··· Records to process ···

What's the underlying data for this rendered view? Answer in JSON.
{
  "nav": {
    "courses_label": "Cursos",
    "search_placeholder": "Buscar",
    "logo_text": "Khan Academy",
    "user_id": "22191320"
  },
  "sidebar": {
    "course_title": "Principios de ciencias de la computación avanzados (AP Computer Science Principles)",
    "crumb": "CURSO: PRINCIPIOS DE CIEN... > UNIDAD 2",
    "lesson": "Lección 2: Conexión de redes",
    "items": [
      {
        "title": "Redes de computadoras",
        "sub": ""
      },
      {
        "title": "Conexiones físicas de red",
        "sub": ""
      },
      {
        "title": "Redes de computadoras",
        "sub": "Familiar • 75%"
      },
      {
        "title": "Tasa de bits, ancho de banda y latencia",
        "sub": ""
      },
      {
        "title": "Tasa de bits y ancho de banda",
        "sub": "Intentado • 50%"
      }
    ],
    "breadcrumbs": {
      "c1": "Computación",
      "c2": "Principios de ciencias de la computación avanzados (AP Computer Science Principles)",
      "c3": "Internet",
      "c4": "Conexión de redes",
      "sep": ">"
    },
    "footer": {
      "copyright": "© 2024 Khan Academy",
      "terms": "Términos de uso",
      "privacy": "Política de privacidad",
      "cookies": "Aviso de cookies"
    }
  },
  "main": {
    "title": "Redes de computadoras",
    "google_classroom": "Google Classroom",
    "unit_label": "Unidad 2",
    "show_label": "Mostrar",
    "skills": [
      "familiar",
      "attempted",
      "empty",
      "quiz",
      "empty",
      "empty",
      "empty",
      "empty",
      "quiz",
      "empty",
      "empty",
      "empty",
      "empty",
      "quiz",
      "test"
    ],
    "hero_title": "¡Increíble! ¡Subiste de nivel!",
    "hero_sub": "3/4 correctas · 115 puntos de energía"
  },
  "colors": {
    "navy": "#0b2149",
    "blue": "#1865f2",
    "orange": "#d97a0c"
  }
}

···

- _Set task_
Write out the material from the first line to the last, exactly.

- _Solution for this task_
What's the underlying data for this rendered view? Answer in JSON.
{
  "nav": {
    "courses_label": "Cursos",
    "search_placeholder": "Buscar",
    "logo_text": "Khan Academy",
    "user_id": "22191320"
  },
  "sidebar": {
    "course_title": "Principios de ciencias de la computación avanzados (AP Computer Science Principles)",
    "crumb": "CURSO: PRINCIPIOS DE CIEN... > UNIDAD 2",
    "lesson": "Lección 2: Conexión de redes",
    "items": [
      {
        "title": "Redes de computadoras",
        "sub": ""
      },
      {
        "title": "Conexiones físicas de red",
        "sub": ""
      },
      {
        "title": "Redes de computadoras",
        "sub": "Familiar • 75%"
      },
      {
        "title": "Tasa de bits, ancho de banda y latencia",
        "sub": ""
      },
      {
        "title": "Tasa de bits y ancho de banda",
        "sub": "Intentado • 50%"
      }
    ],
    "breadcrumbs": {
      "c1": "Computación",
      "c2": "Principios de ciencias de la computación avanzados (AP Computer Science Principles)",
      "c3": "Internet",
      "c4": "Conexión de redes",
      "sep": ">"
    },
    "footer": {
      "copyright": "© 2024 Khan Academy",
      "terms": "Términos de uso",
      "privacy": "Política de privacidad",
      "cookies": "Aviso de cookies"
    }
  },
  "main": {
    "title": "Redes de computadoras",
    "google_classroom": "Google Classroom",
    "unit_label": "Unidad 2",
    "show_label": "Mostrar",
    "skills": [
      "familiar",
      "attempted",
      "empty",
      "quiz",
      "empty",
      "empty",
      "empty",
      "empty",
      "quiz",
      "empty",
      "empty",
      "empty",
      "empty",
      "quiz",
      "test"
    ],
    "hero_title": "¡Increíble! ¡Subiste de nivel!",
    "hero_sub": "3/4 correctas · 115 puntos de energía"
  },
  "colors": {
    "navy": "#0b2149",
    "blue": "#1865f2",
    "orange": "#d97a0c"
  }
}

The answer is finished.